**Stated problem**
Please repeat all of the listing exactly.

**Supplied records**

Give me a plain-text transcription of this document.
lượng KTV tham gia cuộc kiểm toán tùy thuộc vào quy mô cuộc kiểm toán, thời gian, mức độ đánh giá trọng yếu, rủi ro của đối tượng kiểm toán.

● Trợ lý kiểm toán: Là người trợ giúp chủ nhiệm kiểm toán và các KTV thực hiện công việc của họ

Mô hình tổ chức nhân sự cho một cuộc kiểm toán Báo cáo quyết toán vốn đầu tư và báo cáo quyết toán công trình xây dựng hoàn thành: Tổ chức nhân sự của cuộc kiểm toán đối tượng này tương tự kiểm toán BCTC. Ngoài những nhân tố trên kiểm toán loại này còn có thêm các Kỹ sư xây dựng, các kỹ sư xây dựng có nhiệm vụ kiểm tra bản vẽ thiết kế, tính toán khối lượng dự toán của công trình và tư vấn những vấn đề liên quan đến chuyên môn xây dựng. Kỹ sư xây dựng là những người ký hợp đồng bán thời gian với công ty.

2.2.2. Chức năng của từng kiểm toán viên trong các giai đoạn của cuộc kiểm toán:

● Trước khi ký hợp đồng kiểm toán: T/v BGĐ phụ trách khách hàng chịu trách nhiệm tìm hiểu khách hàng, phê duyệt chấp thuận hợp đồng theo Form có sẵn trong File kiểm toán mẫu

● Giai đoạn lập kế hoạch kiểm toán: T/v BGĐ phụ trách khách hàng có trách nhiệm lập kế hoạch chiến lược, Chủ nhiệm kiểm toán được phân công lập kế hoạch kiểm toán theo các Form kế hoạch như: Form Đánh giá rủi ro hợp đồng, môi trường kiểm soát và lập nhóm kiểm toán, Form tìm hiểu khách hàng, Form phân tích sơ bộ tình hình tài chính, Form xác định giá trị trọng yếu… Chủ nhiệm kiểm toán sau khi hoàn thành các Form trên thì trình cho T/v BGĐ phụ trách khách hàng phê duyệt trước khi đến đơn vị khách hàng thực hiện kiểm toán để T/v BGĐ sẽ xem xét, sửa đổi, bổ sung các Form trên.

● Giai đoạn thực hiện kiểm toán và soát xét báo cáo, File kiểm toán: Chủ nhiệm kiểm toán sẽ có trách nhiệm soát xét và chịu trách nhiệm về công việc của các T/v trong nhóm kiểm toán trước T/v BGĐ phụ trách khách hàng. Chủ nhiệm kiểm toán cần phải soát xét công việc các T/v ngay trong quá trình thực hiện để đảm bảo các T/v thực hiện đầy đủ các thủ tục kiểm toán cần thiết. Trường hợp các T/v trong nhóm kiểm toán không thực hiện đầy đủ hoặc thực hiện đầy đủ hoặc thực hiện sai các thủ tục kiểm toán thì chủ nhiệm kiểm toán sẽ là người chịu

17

**Task response**
Give me a plain-text transcription of this document.
lượng KTV tham gia cuộc kiểm toán tùy thuộc vào quy mô cuộc kiểm toán, thời gian, mức độ đánh giá trọng yếu, rủi ro của đối tượng kiểm toán.

● Trợ lý kiểm toán: Là người trợ giúp chủ nhiệm kiểm toán và các KTV thực hiện công việc của họ

Mô hình tổ chức nhân sự cho một cuộc kiểm toán Báo cáo quyết toán vốn đầu tư và báo cáo quyết toán công trình xây dựng hoàn thành: Tổ chức nhân sự của cuộc kiểm toán đối tượng này tương tự kiểm toán BCTC. Ngoài những nhân tố trên kiểm toán loại này còn có thêm các Kỹ sư xây dựng, các kỹ sư xây dựng có nhiệm vụ kiểm tra bản vẽ thiết kế, tính toán khối lượng dự toán của công trình và tư vấn những vấn đề liên quan đến chuyên môn xây dựng. Kỹ sư xây dựng là những người ký hợp đồng bán thời gian với công ty.

2.2.2. Chức năng của từng kiểm toán viên trong các giai đoạn của cuộc kiểm toán:

● Trước khi ký hợp đồng kiểm toán: T/v BGĐ phụ trách khách hàng chịu trách nhiệm tìm hiểu khách hàng, phê duyệt chấp thuận hợp đồng theo Form có sẵn trong File kiểm toán mẫu

● Giai đoạn lập kế hoạch kiểm toán: T/v BGĐ phụ trách khách hàng có trách nhiệm lập kế hoạch chiến lược, Chủ nhiệm kiểm toán được phân công lập kế hoạch kiểm toán theo các Form kế hoạch như: Form Đánh giá rủi ro hợp đồng, môi trường kiểm soát và lập nhóm kiểm toán, Form tìm hiểu khách hàng, Form phân tích sơ bộ tình hình tài chính, Form xác định giá trị trọng yếu… Chủ nhiệm kiểm toán sau khi hoàn thành các Form trên thì trình cho T/v BGĐ phụ trách khách hàng phê duyệt trước khi đến đơn vị khách hàng thực hiện kiểm toán để T/v BGĐ sẽ xem xét, sửa đổi, bổ sung các Form trên.

● Giai đoạn thực hiện kiểm toán và soát xét báo cáo, File kiểm toán: Chủ nhiệm kiểm toán sẽ có trách nhiệm soát xét và chịu trách nhiệm về công việc của các T/v trong nhóm kiểm toán trước T/v BGĐ phụ trách khách hàng. Chủ nhiệm kiểm toán cần phải soát xét công việc các T/v ngay trong quá trình thực hiện để đảm bảo các T/v thực hiện đầy đủ các thủ tục kiểm toán cần thiết. Trường hợp các T/v trong nhóm kiểm toán không thực hiện đầy đủ hoặc thực hiện đầy đủ hoặc thực hiện sai các thủ tục kiểm toán thì chủ nhiệm kiểm toán sẽ là người chịu

17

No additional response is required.